▶ Given exercise
Copy each line exactly.

---------- Information shown

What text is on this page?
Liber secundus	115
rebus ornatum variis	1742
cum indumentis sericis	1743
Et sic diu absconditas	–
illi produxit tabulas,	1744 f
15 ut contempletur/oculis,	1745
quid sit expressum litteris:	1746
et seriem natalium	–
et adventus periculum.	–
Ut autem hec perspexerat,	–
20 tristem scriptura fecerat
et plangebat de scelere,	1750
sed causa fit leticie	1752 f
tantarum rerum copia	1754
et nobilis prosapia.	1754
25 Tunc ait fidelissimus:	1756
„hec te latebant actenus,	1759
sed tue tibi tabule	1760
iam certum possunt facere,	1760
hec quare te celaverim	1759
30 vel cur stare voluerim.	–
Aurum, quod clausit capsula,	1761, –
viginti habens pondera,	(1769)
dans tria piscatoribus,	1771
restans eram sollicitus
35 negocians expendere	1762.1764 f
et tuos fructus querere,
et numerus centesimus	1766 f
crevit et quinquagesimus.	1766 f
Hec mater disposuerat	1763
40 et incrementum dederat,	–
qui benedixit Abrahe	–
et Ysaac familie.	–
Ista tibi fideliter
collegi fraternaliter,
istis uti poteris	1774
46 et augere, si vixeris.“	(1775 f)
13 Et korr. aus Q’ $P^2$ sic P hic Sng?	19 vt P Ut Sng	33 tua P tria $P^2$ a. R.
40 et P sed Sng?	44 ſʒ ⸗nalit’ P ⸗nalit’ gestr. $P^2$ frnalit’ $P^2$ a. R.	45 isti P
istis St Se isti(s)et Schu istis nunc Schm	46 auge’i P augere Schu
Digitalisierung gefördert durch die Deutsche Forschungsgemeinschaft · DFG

--------------------

▶ Answer to the task
What text is on this page?
Liber secundus	115
rebus ornatum variis	1742
cum indumentis sericis	1743
Et sic diu absconditas	–
illi produxit tabulas,	1744 f
15 ut contempletur/oculis,	1745
quid sit expressum litteris:	1746
et seriem natalium	–
et adventus periculum.	–
Ut autem hec perspexerat,	–
20 tristem scriptura fecerat
et plangebat de scelere,	1750
sed causa fit leticie	1752 f
tantarum rerum copia	1754
et nobilis prosapia.	1754
25 Tunc ait fidelissimus:	1756
„hec te latebant actenus,	1759
sed tue tibi tabule	1760
iam certum possunt facere,	1760
hec quare te celaverim	1759
30 vel cur stare voluerim.	–
Aurum, quod clausit capsula,	1761, –
viginti habens pondera,	(1769)
dans tria piscatoribus,	1771
restans eram sollicitus
35 negocians expendere	1762.1764 f
et tuos fructus querere,
et numerus centesimus	1766 f
crevit et quinquagesimus.	1766 f
Hec mater disposuerat	1763
40 et incrementum dederat,	–
qui benedixit Abrahe	–
et Ysaac familie.	–
Ista tibi fideliter
collegi fraternaliter,
istis uti poteris	1774
46 et augere, si vixeris.“	(1775 f)
13 Et korr. aus Q’ $P^2$ sic P hic Sng?	19 vt P Ut Sng	33 tua P tria $P^2$ a. R.
40 et P sed Sng?	44 ſʒ ⸗nalit’ P ⸗nalit’ gestr. $P^2$ frnalit’ $P^2$ a. R.	45 isti P
istis St Se isti(s)et Schu istis nunc Schm	46 auge’i P augere Schu
Digitalisierung gefördert durch die Deutsche Forschungsgemeinschaft · DFG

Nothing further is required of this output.